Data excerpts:

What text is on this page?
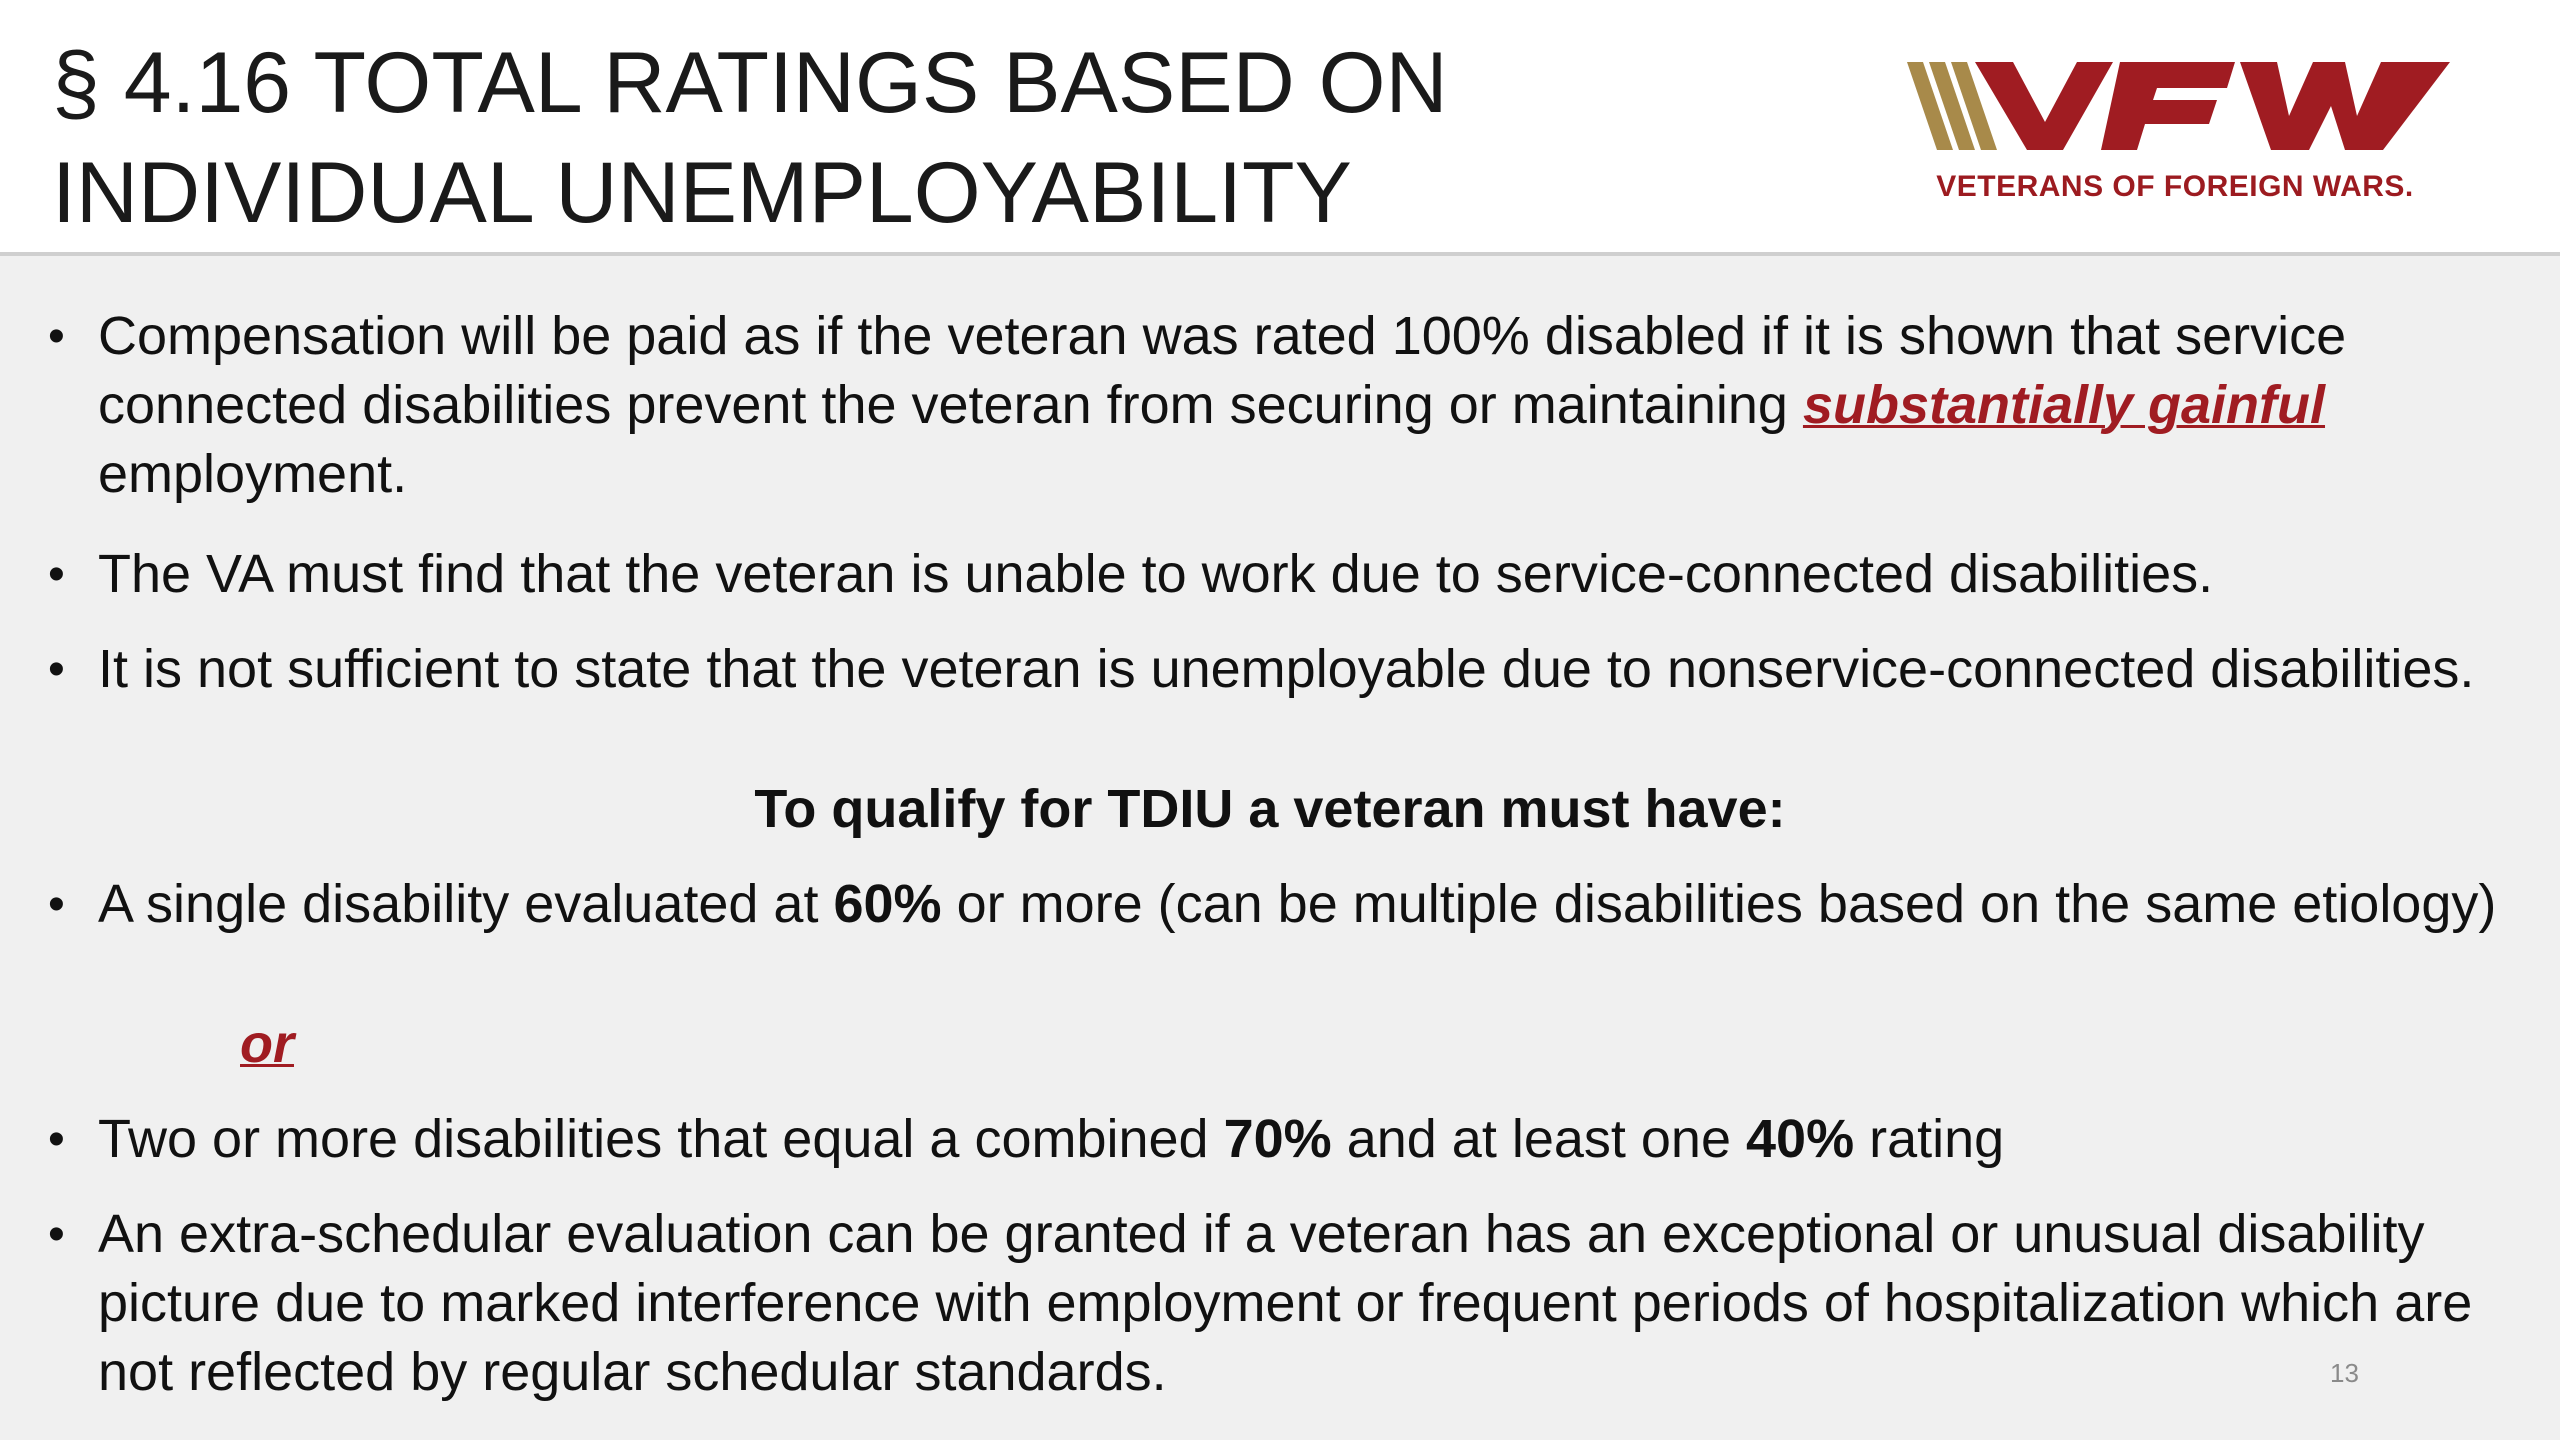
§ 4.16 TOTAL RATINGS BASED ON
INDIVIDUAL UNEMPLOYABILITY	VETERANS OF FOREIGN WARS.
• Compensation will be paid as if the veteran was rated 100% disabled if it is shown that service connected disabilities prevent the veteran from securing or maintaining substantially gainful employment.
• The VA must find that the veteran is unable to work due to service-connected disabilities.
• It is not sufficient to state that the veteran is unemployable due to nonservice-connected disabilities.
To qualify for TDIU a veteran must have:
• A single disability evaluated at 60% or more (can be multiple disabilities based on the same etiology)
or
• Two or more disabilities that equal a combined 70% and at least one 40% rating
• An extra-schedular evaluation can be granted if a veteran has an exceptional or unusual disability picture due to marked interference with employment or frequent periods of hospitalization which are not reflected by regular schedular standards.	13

→ EXERCISE GOAL: Reproduce the whole listing exactly, but not the images in it.

→ RESULT:
What text is on this page?
§ 4.16 TOTAL RATINGS BASED ON
INDIVIDUAL UNEMPLOYABILITY	VETERANS OF FOREIGN WARS.
• Compensation will be paid as if the veteran was rated 100% disabled if it is shown that service connected disabilities prevent the veteran from securing or maintaining substantially gainful employment.
• The VA must find that the veteran is unable to work due to service-connected disabilities.
• It is not sufficient to state that the veteran is unemployable due to nonservice-connected disabilities.
To qualify for TDIU a veteran must have:
• A single disability evaluated at 60% or more (can be multiple disabilities based on the same etiology)
or
• Two or more disabilities that equal a combined 70% and at least one 40% rating
• An extra-schedular evaluation can be granted if a veteran has an exceptional or unusual disability picture due to marked interference with employment or frequent periods of hospitalization which are not reflected by regular schedular standards.	13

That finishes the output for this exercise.